(Dataset records)

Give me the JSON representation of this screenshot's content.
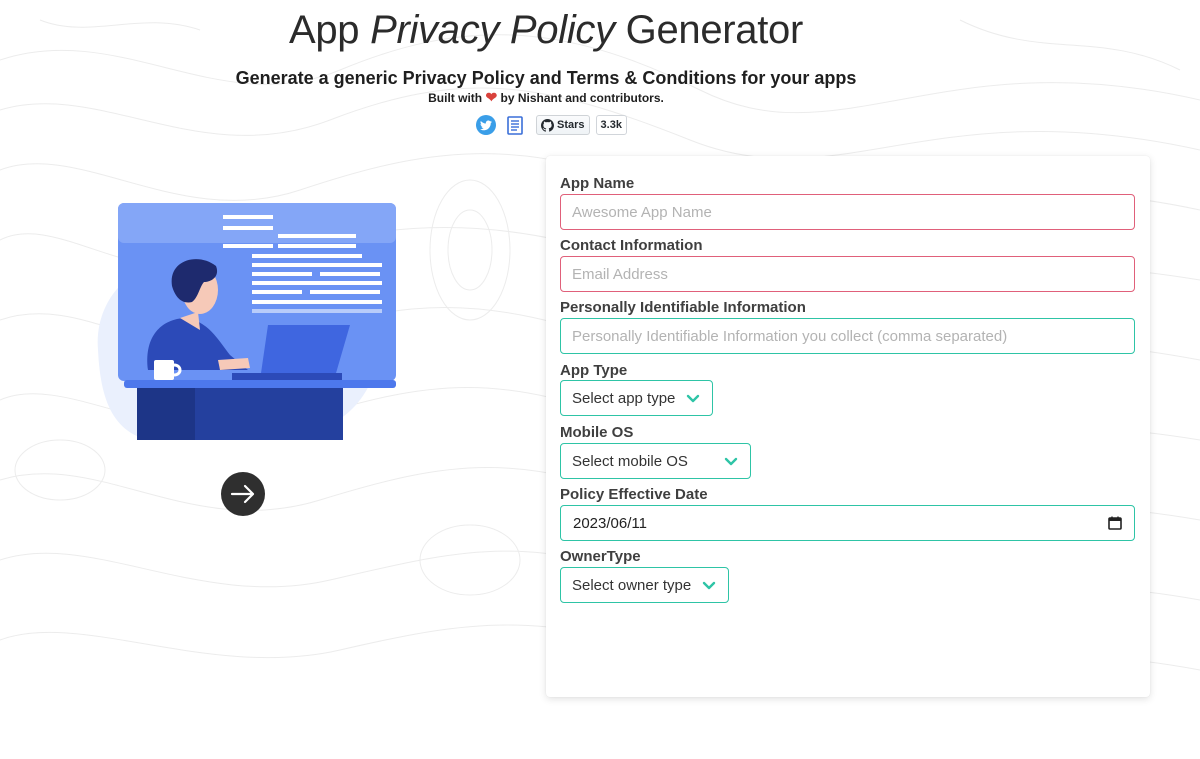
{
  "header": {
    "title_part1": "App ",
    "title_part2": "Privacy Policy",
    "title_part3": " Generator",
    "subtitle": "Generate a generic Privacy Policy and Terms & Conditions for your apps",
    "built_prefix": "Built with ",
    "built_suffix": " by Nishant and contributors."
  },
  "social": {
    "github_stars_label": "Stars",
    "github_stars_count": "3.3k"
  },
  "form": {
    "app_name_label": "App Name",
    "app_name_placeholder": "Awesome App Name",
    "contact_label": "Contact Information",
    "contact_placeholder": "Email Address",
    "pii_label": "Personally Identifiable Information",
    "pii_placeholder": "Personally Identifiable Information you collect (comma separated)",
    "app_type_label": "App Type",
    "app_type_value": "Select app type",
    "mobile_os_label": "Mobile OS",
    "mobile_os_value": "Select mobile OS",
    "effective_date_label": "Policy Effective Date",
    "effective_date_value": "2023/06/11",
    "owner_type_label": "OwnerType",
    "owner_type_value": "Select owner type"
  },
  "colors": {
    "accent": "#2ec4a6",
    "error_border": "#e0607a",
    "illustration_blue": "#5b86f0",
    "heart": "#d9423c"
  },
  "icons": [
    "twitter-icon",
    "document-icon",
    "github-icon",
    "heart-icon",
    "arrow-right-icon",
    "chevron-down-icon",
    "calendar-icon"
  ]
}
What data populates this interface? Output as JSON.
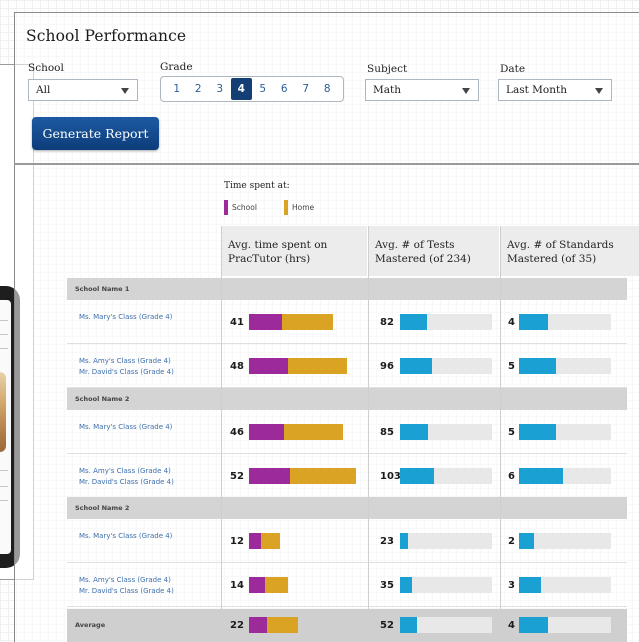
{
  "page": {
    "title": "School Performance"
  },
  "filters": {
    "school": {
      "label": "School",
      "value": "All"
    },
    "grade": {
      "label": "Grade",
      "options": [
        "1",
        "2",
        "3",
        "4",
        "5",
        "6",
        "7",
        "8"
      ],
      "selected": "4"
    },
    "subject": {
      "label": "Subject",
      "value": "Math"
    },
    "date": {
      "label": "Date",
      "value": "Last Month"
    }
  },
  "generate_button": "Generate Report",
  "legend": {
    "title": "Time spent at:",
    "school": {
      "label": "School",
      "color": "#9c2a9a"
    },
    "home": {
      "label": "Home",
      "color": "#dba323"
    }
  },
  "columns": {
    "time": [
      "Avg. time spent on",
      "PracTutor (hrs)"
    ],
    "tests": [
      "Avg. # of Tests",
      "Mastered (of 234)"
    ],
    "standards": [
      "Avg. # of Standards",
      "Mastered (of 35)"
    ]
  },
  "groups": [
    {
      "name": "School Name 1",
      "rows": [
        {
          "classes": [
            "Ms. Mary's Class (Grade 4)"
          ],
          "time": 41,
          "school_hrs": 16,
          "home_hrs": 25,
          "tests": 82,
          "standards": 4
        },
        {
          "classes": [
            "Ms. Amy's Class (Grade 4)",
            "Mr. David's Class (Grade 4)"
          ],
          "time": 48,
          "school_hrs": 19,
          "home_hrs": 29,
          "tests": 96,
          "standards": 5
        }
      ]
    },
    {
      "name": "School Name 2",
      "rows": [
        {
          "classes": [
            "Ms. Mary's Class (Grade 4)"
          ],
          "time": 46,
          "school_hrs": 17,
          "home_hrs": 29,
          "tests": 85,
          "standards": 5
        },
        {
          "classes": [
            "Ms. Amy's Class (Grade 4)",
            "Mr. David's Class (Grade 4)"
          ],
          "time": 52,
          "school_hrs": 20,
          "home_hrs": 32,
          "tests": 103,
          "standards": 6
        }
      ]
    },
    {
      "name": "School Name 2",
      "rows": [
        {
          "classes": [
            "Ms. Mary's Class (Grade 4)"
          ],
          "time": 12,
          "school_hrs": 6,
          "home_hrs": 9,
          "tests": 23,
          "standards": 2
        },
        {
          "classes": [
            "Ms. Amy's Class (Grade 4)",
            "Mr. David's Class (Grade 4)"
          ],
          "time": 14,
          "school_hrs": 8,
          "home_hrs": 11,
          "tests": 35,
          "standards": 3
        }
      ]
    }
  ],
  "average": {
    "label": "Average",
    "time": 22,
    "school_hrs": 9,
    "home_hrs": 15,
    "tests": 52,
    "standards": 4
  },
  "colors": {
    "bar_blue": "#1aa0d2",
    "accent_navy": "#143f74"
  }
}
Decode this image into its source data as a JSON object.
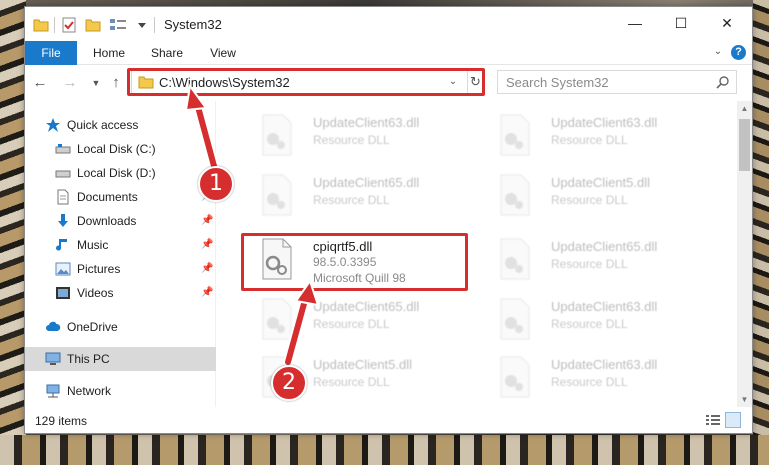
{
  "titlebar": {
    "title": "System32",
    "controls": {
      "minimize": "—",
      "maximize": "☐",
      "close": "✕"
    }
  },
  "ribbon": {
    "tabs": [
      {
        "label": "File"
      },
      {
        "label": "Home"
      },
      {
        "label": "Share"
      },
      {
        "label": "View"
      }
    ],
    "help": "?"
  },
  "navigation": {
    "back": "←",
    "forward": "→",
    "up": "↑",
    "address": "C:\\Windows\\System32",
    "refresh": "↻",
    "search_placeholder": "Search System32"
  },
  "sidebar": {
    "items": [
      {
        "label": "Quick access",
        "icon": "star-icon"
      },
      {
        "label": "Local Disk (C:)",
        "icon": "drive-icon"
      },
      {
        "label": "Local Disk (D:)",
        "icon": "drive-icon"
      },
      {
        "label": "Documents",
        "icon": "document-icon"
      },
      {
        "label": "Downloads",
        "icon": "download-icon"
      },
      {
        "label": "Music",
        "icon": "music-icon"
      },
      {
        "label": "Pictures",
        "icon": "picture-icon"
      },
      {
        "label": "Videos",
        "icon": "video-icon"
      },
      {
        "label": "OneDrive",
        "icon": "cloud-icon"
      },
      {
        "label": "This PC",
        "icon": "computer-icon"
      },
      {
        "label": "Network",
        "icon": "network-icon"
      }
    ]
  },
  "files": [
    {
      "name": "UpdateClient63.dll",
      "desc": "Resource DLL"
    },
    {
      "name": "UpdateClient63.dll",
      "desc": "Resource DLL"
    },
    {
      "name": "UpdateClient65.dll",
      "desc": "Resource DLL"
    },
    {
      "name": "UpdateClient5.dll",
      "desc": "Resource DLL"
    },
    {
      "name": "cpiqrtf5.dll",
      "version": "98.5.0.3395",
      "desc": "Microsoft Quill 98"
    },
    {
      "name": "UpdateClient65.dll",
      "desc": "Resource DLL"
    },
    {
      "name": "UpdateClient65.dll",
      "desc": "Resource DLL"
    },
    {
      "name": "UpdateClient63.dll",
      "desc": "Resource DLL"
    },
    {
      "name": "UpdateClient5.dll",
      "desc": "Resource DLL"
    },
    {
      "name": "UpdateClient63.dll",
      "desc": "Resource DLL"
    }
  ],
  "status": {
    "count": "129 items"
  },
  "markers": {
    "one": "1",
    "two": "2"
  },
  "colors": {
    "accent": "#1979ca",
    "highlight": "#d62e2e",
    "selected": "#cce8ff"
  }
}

## AIM OF THE TASK
Leave out the pictures and print each record exactly as it stands.

## EXERCISE OUTPUT
Give me the JSON representation of this screenshot's content.
{
  "header": {
    "title_part1": "App ",
    "title_part2": "Privacy Policy",
    "title_part3": " Generator",
    "subtitle": "Generate a generic Privacy Policy and Terms & Conditions for your apps",
    "built_prefix": "Built with ",
    "built_suffix": " by Nishant and contributors."
  },
  "social": {
    "github_stars_label": "Stars",
    "github_stars_count": "3.3k"
  },
  "form": {
    "app_name_label": "App Name",
    "app_name_placeholder": "Awesome App Name",
    "contact_label": "Contact Information",
    "contact_placeholder": "Email Address",
    "pii_label": "Personally Identifiable Information",
    "pii_placeholder": "Personally Identifiable Information you collect (comma separated)",
    "app_type_label": "App Type",
    "app_type_value": "Select app type",
    "mobile_os_label": "Mobile OS",
    "mobile_os_value": "Select mobile OS",
    "effective_date_label": "Policy Effective Date",
    "effective_date_value": "2023/06/11",
    "owner_type_label": "OwnerType",
    "owner_type_value": "Select owner type"
  },
  "colors": {
    "accent": "#2ec4a6",
    "error_border": "#e0607a",
    "illustration_blue": "#5b86f0",
    "heart": "#d9423c"
  },
  "icons": [
    "twitter-icon",
    "document-icon",
    "github-icon",
    "heart-icon",
    "arrow-right-icon",
    "chevron-down-icon",
    "calendar-icon"
  ]
}
What data populates this interface? Output as JSON.
{
  "page": {
    "title": "School Performance"
  },
  "filters": {
    "school": {
      "label": "School",
      "value": "All"
    },
    "grade": {
      "label": "Grade",
      "options": [
        "1",
        "2",
        "3",
        "4",
        "5",
        "6",
        "7",
        "8"
      ],
      "selected": "4"
    },
    "subject": {
      "label": "Subject",
      "value": "Math"
    },
    "date": {
      "label": "Date",
      "value": "Last Month"
    }
  },
  "generate_button": "Generate Report",
  "legend": {
    "title": "Time spent at:",
    "school": {
      "label": "School",
      "color": "#9c2a9a"
    },
    "home": {
      "label": "Home",
      "color": "#dba323"
    }
  },
  "columns": {
    "time": [
      "Avg. time spent on",
      "PracTutor (hrs)"
    ],
    "tests": [
      "Avg. # of Tests",
      "Mastered (of 234)"
    ],
    "standards": [
      "Avg. # of Standards",
      "Mastered (of 35)"
    ]
  },
  "groups": [
    {
      "name": "School Name 1",
      "rows": [
        {
          "classes": [
            "Ms. Mary's Class (Grade 4)"
          ],
          "time": 41,
          "school_hrs": 16,
          "home_hrs": 25,
          "tests": 82,
          "standards": 4
        },
        {
          "classes": [
            "Ms. Amy's Class (Grade 4)",
            "Mr. David's Class (Grade 4)"
          ],
          "time": 48,
          "school_hrs": 19,
          "home_hrs": 29,
          "tests": 96,
          "standards": 5
        }
      ]
    },
    {
      "name": "School Name 2",
      "rows": [
        {
          "classes": [
            "Ms. Mary's Class (Grade 4)"
          ],
          "time": 46,
          "school_hrs": 17,
          "home_hrs": 29,
          "tests": 85,
          "standards": 5
        },
        {
          "classes": [
            "Ms. Amy's Class (Grade 4)",
            "Mr. David's Class (Grade 4)"
          ],
          "time": 52,
          "school_hrs": 20,
          "home_hrs": 32,
          "tests": 103,
          "standards": 6
        }
      ]
    },
    {
      "name": "School Name 2",
      "rows": [
        {
          "classes": [
            "Ms. Mary's Class (Grade 4)"
          ],
          "time": 12,
          "school_hrs": 6,
          "home_hrs": 9,
          "tests": 23,
          "standards": 2
        },
        {
          "classes": [
            "Ms. Amy's Class (Grade 4)",
            "Mr. David's Class (Grade 4)"
          ],
          "time": 14,
          "school_hrs": 8,
          "home_hrs": 11,
          "tests": 35,
          "standards": 3
        }
      ]
    }
  ],
  "average": {
    "label": "Average",
    "time": 22,
    "school_hrs": 9,
    "home_hrs": 15,
    "tests": 52,
    "standards": 4
  },
  "colors": {
    "bar_blue": "#1aa0d2",
    "accent_navy": "#143f74"
  }
}
Decode this image into its source data as a JSON object.
{
  "titlebar": {
    "title": "System32",
    "controls": {
      "minimize": "—",
      "maximize": "☐",
      "close": "✕"
    }
  },
  "ribbon": {
    "tabs": [
      {
        "label": "File"
      },
      {
        "label": "Home"
      },
      {
        "label": "Share"
      },
      {
        "label": "View"
      }
    ],
    "help": "?"
  },
  "navigation": {
    "back": "←",
    "forward": "→",
    "up": "↑",
    "address": "C:\\Windows\\System32",
    "refresh": "↻",
    "search_placeholder": "Search System32"
  },
  "sidebar": {
    "items": [
      {
        "label": "Quick access",
        "icon": "star-icon"
      },
      {
        "label": "Local Disk (C:)",
        "icon": "drive-icon"
      },
      {
        "label": "Local Disk (D:)",
        "icon": "drive-icon"
      },
      {
        "label": "Documents",
        "icon": "document-icon"
      },
      {
        "label": "Downloads",
        "icon": "download-icon"
      },
      {
        "label": "Music",
        "icon": "music-icon"
      },
      {
        "label": "Pictures",
        "icon": "picture-icon"
      },
      {
        "label": "Videos",
        "icon": "video-icon"
      },
      {
        "label": "OneDrive",
        "icon": "cloud-icon"
      },
      {
        "label": "This PC",
        "icon": "computer-icon"
      },
      {
        "label": "Network",
        "icon": "network-icon"
      }
    ]
  },
  "files": [
    {
      "name": "UpdateClient63.dll",
      "desc": "Resource DLL"
    },
    {
      "name": "UpdateClient63.dll",
      "desc": "Resource DLL"
    },
    {
      "name": "UpdateClient65.dll",
      "desc": "Resource DLL"
    },
    {
      "name": "UpdateClient5.dll",
      "desc": "Resource DLL"
    },
    {
      "name": "cpiqrtf5.dll",
      "version": "98.5.0.3395",
      "desc": "Microsoft Quill 98"
    },
    {
      "name": "UpdateClient65.dll",
      "desc": "Resource DLL"
    },
    {
      "name": "UpdateClient65.dll",
      "desc": "Resource DLL"
    },
    {
      "name": "UpdateClient63.dll",
      "desc": "Resource DLL"
    },
    {
      "name": "UpdateClient5.dll",
      "desc": "Resource DLL"
    },
    {
      "name": "UpdateClient63.dll",
      "desc": "Resource DLL"
    }
  ],
  "status": {
    "count": "129 items"
  },
  "markers": {
    "one": "1",
    "two": "2"
  },
  "colors": {
    "accent": "#1979ca",
    "highlight": "#d62e2e",
    "selected": "#cce8ff"
  }
}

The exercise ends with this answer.